**Aim of the exercise**
Write the count of lines that contain the word "this" and nothing else.
*** Input ***
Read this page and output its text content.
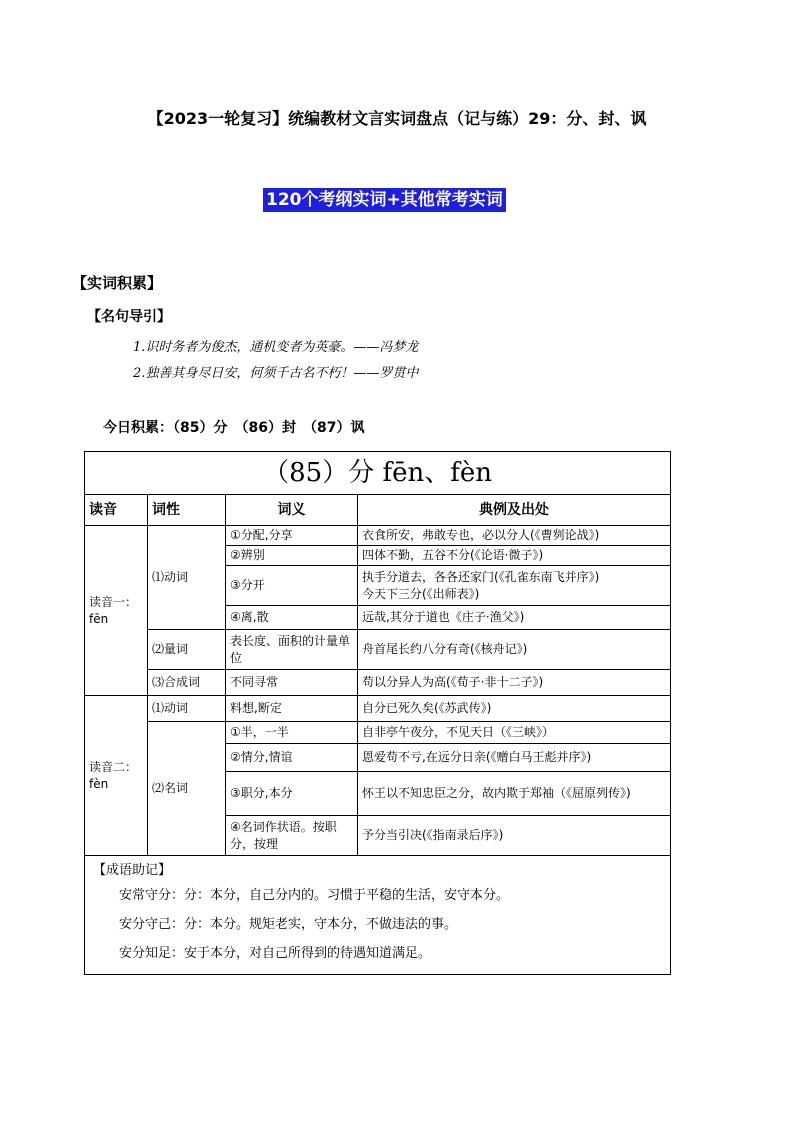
【2023一轮复习】统编教材文言实词盘点（记与练）29：分、封、讽
120个考纲实词+其他常考实词
【实词积累】
【名句导引】
1.识时务者为俊杰，通机变者为英豪。——冯梦龙
2.独善其身尽日安，何须千古名不朽！——罗贯中
今日积累：（85）分　（86）封　（87）讽
（85）分 fēn、fèn			
读音	词性	词义	典例及出处

读音一：
fēn	⑴动词	①分配,分享	衣食所安，弗敢专也，必以分人(《曹刿论战》)
		②辨别	四体不勤，五谷不分(《论语·微子》)
		③分开	执手分道去，各各还家门(《孔雀东南飞并序》)
今天下三分(《出师表》)
		④离,散	远哉,其分于道也《庄子·渔父》)
	⑵量词	表长度、面积的计量单位	舟首尾长约八分有奇(《核舟记》)
	⑶合成词	不同寻常	苟以分异人为高(《荀子·非十二子》)

读音二：
fèn	⑴动词	料想,断定	自分已死久矣(《苏武传》)
	⑵名词	①半，一半	自非亭午夜分，不见天日（《三峡》）
		②情分,情谊	恩爱苟不亏,在远分日亲(《赠白马王彪并序》)
		③职分,本分	怀王以不知忠臣之分，故内欺于郑袖（《屈原列传》)
		④名词作状语。按职分，按理	予分当引决(《指南录后序》)

【成语助记】
安常守分：分：本分，自己分内的。习惯于平稳的生活，安守本分。
安分守己：分：本分。规矩老实，守本分，不做违法的事。
安分知足：安于本分，对自己所得到的待遇知道满足。			
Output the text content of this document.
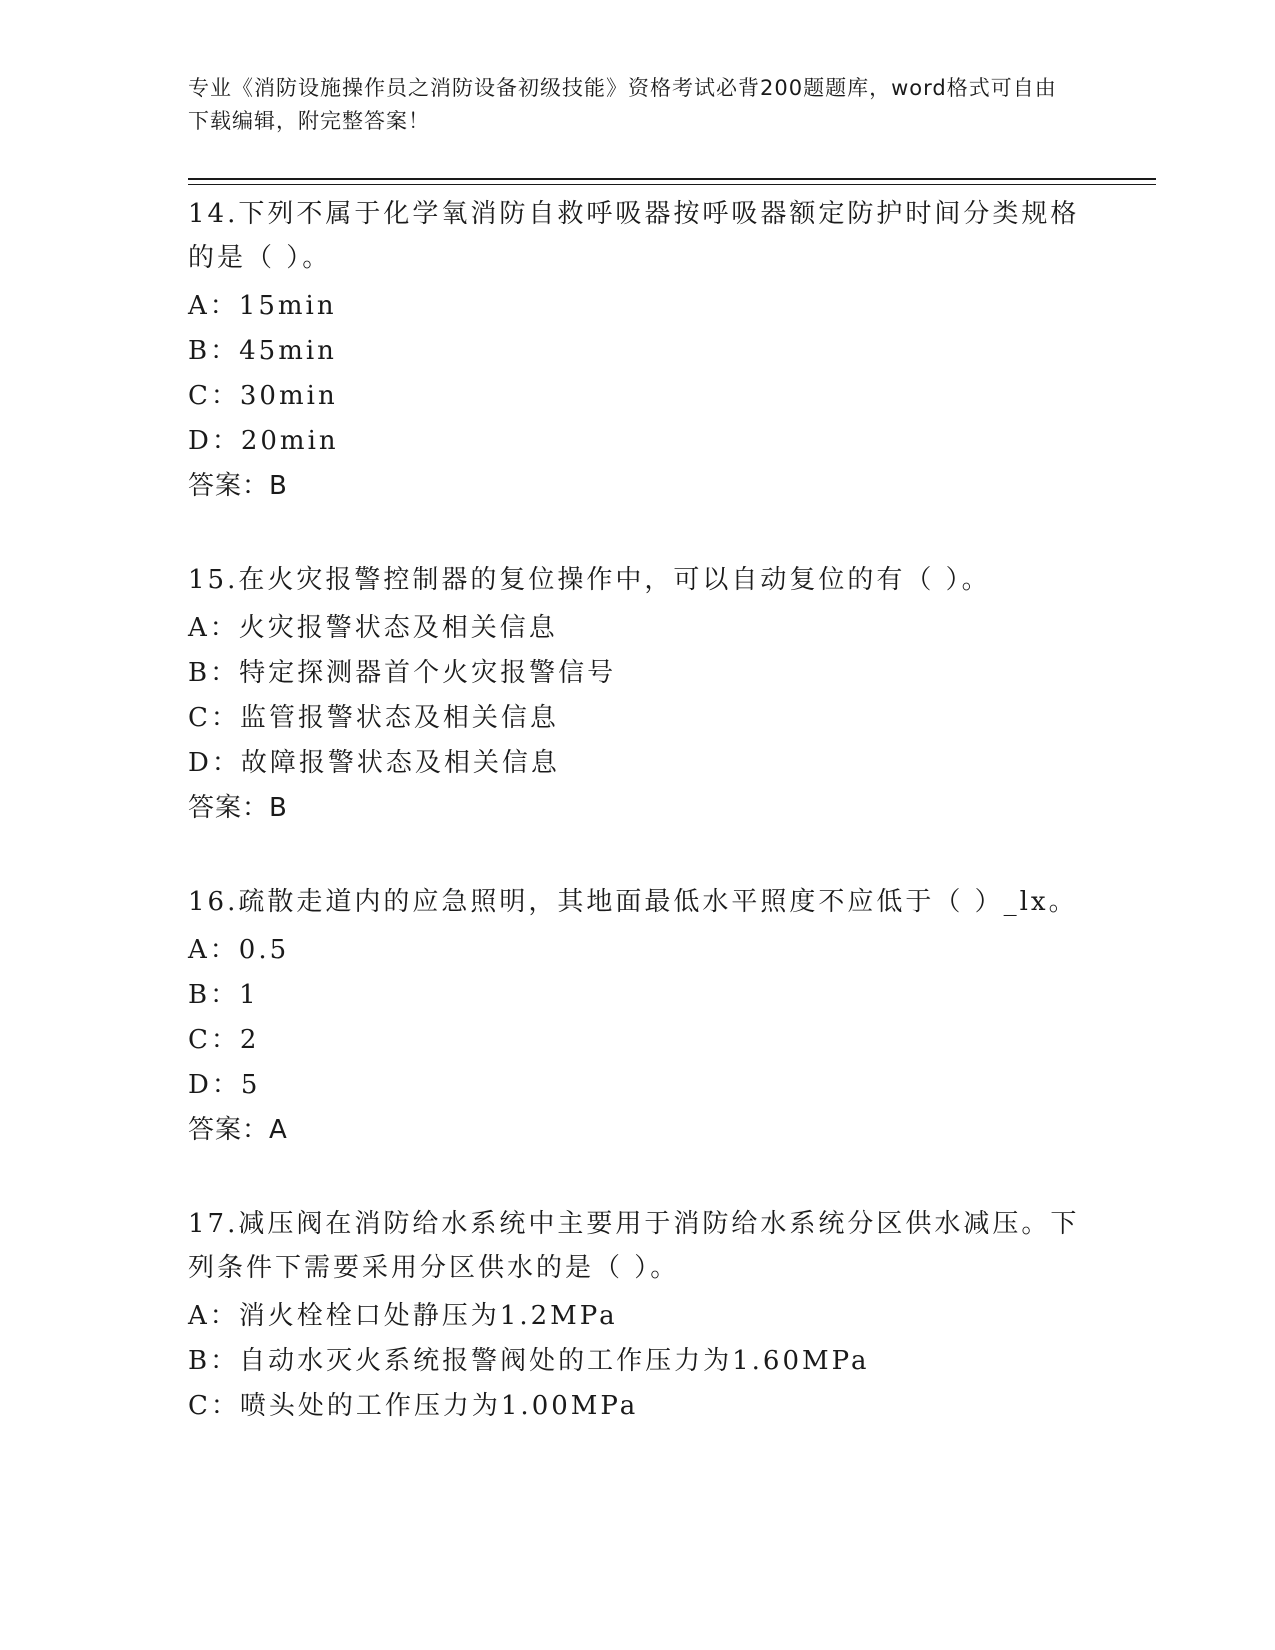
专业《消防设施操作员之消防设备初级技能》资格考试必背200题题库，word格式可自由下载编辑，附完整答案！
14.下列不属于化学氧消防自救呼吸器按呼吸器额定防护时间分类规格的是（ ）。
A：15min
B：45min
C：30min
D：20min
答案：B
15.在火灾报警控制器的复位操作中，可以自动复位的有（ ）。
A：火灾报警状态及相关信息
B：特定探测器首个火灾报警信号
C：监管报警状态及相关信息
D：故障报警状态及相关信息
答案：B
16.疏散走道内的应急照明，其地面最低水平照度不应低于（ ）_lx。
A：0.5
B：1
C：2
D：5
答案：A
17.减压阀在消防给水系统中主要用于消防给水系统分区供水减压。下列条件下需要采用分区供水的是（ ）。
A：消火栓栓口处静压为1.2MPa
B：自动水灭火系统报警阀处的工作压力为1.60MPa
C：喷头处的工作压力为1.00MPa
***
**Task result**
2